* [Instructions to follow]: Extract all of the data and reproduce it precisely.
· · · ·
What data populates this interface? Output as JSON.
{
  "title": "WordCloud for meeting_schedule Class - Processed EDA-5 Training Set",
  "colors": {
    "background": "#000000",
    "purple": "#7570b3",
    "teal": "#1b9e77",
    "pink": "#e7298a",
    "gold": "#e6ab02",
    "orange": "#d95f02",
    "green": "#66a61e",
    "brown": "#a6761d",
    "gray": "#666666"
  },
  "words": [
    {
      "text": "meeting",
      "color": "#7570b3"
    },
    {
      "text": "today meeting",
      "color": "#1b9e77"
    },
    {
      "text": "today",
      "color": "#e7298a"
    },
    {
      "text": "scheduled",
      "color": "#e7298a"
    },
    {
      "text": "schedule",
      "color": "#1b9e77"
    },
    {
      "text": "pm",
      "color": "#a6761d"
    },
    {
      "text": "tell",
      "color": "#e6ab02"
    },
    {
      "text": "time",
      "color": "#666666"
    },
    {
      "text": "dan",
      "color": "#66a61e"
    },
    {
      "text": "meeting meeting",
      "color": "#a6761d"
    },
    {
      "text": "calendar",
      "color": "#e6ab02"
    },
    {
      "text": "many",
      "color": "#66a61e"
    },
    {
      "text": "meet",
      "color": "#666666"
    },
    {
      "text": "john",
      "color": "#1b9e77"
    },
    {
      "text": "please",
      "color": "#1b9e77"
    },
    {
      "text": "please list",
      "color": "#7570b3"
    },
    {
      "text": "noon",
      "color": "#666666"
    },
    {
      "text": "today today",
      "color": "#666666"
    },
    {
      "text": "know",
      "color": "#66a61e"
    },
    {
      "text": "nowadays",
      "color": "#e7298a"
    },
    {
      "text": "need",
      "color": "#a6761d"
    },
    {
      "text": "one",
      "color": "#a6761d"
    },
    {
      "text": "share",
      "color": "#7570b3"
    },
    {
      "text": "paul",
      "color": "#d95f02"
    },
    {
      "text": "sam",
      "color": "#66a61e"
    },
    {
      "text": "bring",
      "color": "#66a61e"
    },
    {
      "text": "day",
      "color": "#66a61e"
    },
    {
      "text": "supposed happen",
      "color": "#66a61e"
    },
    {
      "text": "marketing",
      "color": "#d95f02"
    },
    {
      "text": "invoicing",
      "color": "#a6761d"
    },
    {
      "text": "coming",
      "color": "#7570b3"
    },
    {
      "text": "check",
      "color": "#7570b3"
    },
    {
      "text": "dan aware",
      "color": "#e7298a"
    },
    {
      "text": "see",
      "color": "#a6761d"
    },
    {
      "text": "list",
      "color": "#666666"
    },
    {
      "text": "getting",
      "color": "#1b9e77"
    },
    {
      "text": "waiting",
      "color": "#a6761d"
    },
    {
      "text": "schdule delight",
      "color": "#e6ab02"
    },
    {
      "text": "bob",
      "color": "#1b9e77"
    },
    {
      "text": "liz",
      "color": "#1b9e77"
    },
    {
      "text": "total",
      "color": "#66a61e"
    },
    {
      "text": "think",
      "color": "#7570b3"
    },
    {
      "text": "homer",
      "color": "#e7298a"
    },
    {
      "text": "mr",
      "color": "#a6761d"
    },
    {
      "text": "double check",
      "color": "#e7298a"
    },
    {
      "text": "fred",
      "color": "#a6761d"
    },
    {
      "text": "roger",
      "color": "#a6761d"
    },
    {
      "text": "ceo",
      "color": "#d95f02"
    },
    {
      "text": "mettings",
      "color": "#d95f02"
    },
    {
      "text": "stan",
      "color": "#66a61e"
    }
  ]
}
· · · ·
* [Task response]:
What data populates this interface? Output as JSON.
{
  "title": "WordCloud for meeting_schedule Class - Processed EDA-5 Training Set",
  "colors": {
    "background": "#000000",
    "purple": "#7570b3",
    "teal": "#1b9e77",
    "pink": "#e7298a",
    "gold": "#e6ab02",
    "orange": "#d95f02",
    "green": "#66a61e",
    "brown": "#a6761d",
    "gray": "#666666"
  },
  "words": [
    {
      "text": "meeting",
      "color": "#7570b3"
    },
    {
      "text": "today meeting",
      "color": "#1b9e77"
    },
    {
      "text": "today",
      "color": "#e7298a"
    },
    {
      "text": "scheduled",
      "color": "#e7298a"
    },
    {
      "text": "schedule",
      "color": "#1b9e77"
    },
    {
      "text": "pm",
      "color": "#a6761d"
    },
    {
      "text": "tell",
      "color": "#e6ab02"
    },
    {
      "text": "time",
      "color": "#666666"
    },
    {
      "text": "dan",
      "color": "#66a61e"
    },
    {
      "text": "meeting meeting",
      "color": "#a6761d"
    },
    {
      "text": "calendar",
      "color": "#e6ab02"
    },
    {
      "text": "many",
      "color": "#66a61e"
    },
    {
      "text": "meet",
      "color": "#666666"
    },
    {
      "text": "john",
      "color": "#1b9e77"
    },
    {
      "text": "please",
      "color": "#1b9e77"
    },
    {
      "text": "please list",
      "color": "#7570b3"
    },
    {
      "text": "noon",
      "color": "#666666"
    },
    {
      "text": "today today",
      "color": "#666666"
    },
    {
      "text": "know",
      "color": "#66a61e"
    },
    {
      "text": "nowadays",
      "color": "#e7298a"
    },
    {
      "text": "need",
      "color": "#a6761d"
    },
    {
      "text": "one",
      "color": "#a6761d"
    },
    {
      "text": "share",
      "color": "#7570b3"
    },
    {
      "text": "paul",
      "color": "#d95f02"
    },
    {
      "text": "sam",
      "color": "#66a61e"
    },
    {
      "text": "bring",
      "color": "#66a61e"
    },
    {
      "text": "day",
      "color": "#66a61e"
    },
    {
      "text": "supposed happen",
      "color": "#66a61e"
    },
    {
      "text": "marketing",
      "color": "#d95f02"
    },
    {
      "text": "invoicing",
      "color": "#a6761d"
    },
    {
      "text": "coming",
      "color": "#7570b3"
    },
    {
      "text": "check",
      "color": "#7570b3"
    },
    {
      "text": "dan aware",
      "color": "#e7298a"
    },
    {
      "text": "see",
      "color": "#a6761d"
    },
    {
      "text": "list",
      "color": "#666666"
    },
    {
      "text": "getting",
      "color": "#1b9e77"
    },
    {
      "text": "waiting",
      "color": "#a6761d"
    },
    {
      "text": "schdule delight",
      "color": "#e6ab02"
    },
    {
      "text": "bob",
      "color": "#1b9e77"
    },
    {
      "text": "liz",
      "color": "#1b9e77"
    },
    {
      "text": "total",
      "color": "#66a61e"
    },
    {
      "text": "think",
      "color": "#7570b3"
    },
    {
      "text": "homer",
      "color": "#e7298a"
    },
    {
      "text": "mr",
      "color": "#a6761d"
    },
    {
      "text": "double check",
      "color": "#e7298a"
    },
    {
      "text": "fred",
      "color": "#a6761d"
    },
    {
      "text": "roger",
      "color": "#a6761d"
    },
    {
      "text": "ceo",
      "color": "#d95f02"
    },
    {
      "text": "mettings",
      "color": "#d95f02"
    },
    {
      "text": "stan",
      "color": "#66a61e"
    }
  ]
}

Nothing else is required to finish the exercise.